### Your objective
Scan the data below and pick out the lines containing the word "TSDS".

### Input data
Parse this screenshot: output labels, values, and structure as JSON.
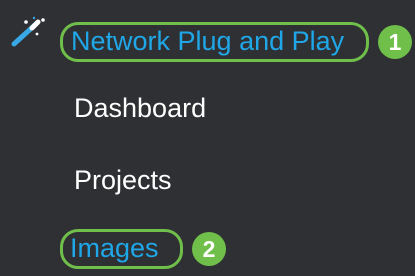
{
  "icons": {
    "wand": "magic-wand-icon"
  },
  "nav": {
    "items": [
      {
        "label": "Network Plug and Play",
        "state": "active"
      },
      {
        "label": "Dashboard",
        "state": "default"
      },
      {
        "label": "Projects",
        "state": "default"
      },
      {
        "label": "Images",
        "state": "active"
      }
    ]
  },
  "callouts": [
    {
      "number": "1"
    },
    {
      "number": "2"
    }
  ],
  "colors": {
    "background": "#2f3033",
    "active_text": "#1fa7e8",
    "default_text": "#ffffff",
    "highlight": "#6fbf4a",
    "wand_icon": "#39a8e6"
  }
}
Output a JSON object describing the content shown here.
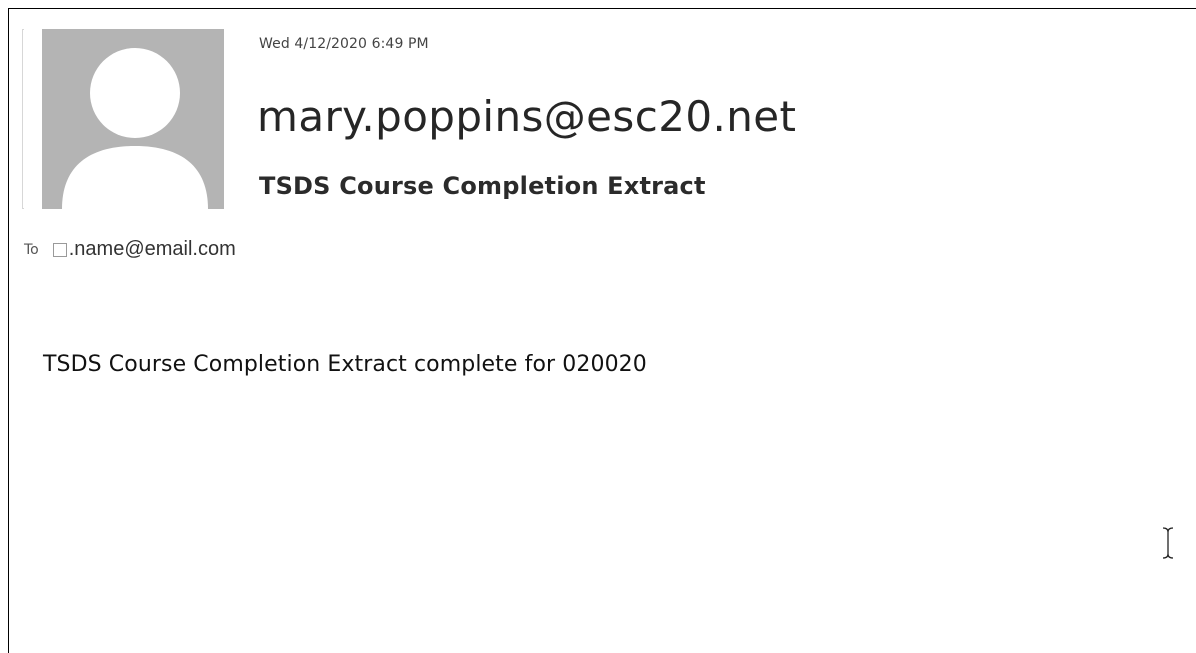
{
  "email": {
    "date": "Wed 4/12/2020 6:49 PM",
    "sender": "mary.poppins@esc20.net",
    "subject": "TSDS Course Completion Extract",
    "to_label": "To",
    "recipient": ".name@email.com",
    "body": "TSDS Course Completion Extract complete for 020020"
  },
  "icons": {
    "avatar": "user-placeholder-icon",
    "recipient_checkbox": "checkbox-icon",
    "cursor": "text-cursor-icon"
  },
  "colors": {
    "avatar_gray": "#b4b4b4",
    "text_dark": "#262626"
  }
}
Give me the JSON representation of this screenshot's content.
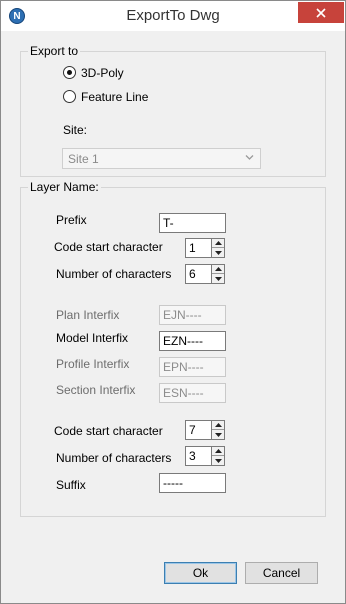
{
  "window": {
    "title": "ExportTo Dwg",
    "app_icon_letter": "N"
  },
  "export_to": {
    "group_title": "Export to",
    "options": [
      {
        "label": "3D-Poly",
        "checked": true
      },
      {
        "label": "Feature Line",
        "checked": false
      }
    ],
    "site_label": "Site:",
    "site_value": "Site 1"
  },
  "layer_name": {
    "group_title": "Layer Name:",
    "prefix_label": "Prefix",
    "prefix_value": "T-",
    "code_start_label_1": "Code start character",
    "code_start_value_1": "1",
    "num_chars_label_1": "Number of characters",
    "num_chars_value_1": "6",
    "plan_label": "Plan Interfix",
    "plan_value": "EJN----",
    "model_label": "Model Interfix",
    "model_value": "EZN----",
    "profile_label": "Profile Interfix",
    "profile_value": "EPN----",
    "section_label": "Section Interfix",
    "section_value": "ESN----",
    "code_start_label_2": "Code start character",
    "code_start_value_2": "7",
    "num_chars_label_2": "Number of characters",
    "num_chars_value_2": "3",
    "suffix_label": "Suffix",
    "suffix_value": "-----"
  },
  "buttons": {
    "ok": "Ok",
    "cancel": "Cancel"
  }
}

### In response
    "subject": "TSDS Course Completion Extract",
    "body": "TSDS Course Completion Extract complete for 020020"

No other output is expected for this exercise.